=== Written instruction ===
Give again, word for word, only the lines from the one containing "What's the underlying" through the final line.

=== Entries provided ===
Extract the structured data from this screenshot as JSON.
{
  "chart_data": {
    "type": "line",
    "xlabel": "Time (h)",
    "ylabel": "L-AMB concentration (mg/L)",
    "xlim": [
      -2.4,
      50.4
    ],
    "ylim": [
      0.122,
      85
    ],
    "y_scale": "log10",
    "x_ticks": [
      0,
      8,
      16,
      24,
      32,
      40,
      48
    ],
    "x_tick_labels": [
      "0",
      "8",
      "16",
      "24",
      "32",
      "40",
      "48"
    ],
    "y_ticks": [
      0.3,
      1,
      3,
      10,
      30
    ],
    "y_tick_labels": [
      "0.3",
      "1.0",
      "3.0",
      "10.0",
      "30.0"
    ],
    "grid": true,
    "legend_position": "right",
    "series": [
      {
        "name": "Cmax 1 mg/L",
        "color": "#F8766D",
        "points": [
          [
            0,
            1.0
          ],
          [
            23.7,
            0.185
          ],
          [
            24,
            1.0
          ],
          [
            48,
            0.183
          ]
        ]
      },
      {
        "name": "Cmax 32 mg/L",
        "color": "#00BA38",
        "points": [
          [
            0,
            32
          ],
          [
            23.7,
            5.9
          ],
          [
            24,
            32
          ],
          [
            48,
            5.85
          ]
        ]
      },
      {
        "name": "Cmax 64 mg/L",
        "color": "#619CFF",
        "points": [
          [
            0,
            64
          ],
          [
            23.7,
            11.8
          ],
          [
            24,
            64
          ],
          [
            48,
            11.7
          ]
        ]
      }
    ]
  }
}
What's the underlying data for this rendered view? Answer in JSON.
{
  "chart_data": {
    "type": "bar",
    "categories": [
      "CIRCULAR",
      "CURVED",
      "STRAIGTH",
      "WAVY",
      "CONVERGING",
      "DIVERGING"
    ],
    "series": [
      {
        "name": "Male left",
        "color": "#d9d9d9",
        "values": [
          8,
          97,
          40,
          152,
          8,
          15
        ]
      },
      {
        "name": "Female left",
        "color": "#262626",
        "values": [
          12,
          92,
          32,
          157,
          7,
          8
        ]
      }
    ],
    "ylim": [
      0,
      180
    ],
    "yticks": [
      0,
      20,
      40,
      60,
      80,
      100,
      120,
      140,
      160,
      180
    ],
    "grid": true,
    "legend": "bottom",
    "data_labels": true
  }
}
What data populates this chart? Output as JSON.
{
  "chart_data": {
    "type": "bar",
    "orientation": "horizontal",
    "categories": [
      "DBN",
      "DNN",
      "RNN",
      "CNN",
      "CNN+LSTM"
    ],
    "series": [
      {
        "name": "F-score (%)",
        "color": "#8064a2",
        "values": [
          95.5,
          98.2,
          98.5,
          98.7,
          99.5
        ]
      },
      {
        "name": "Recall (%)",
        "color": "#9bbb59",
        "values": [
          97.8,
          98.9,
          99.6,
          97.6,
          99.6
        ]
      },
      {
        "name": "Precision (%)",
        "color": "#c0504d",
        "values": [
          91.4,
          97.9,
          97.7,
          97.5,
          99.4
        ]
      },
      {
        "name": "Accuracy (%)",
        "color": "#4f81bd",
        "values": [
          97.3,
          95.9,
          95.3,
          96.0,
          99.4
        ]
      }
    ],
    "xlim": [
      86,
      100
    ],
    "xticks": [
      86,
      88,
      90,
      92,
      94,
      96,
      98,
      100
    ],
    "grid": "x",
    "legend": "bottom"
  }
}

=== Response for this exercise ===
What's the underlying data for this rendered view? Answer in JSON.
{
  "chart_data": {
    "type": "bar",
    "categories": [
      "CIRCULAR",
      "CURVED",
      "STRAIGTH",
      "WAVY",
      "CONVERGING",
      "DIVERGING"
    ],
    "series": [
      {
        "name": "Male left",
        "color": "#d9d9d9",
        "values": [
          8,
          97,
          40,
          152,
          8,
          15
        ]
      },
      {
        "name": "Female left",
        "color": "#262626",
        "values": [
          12,
          92,
          32,
          157,
          7,
          8
        ]
      }
    ],
    "ylim": [
      0,
      180
    ],
    "yticks": [
      0,
      20,
      40,
      60,
      80,
      100,
      120,
      140,
      160,
      180
    ],
    "grid": true,
    "legend": "bottom",
    "data_labels": true
  }
}
What data populates this chart? Output as JSON.
{
  "chart_data": {
    "type": "bar",
    "orientation": "horizontal",
    "categories": [
      "DBN",
      "DNN",
      "RNN",
      "CNN",
      "CNN+LSTM"
    ],
    "series": [
      {
        "name": "F-score (%)",
        "color": "#8064a2",
        "values": [
          95.5,
          98.2,
          98.5,
          98.7,
          99.5
        ]
      },
      {
        "name": "Recall (%)",
        "color": "#9bbb59",
        "values": [
          97.8,
          98.9,
          99.6,
          97.6,
          99.6
        ]
      },
      {
        "name": "Precision (%)",
        "color": "#c0504d",
        "values": [
          91.4,
          97.9,
          97.7,
          97.5,
          99.4
        ]
      },
      {
        "name": "Accuracy (%)",
        "color": "#4f81bd",
        "values": [
          97.3,
          95.9,
          95.3,
          96.0,
          99.4
        ]
      }
    ],
    "xlim": [
      86,
      100
    ],
    "xticks": [
      86,
      88,
      90,
      92,
      94,
      96,
      98,
      100
    ],
    "grid": "x",
    "legend": "bottom"
  }
}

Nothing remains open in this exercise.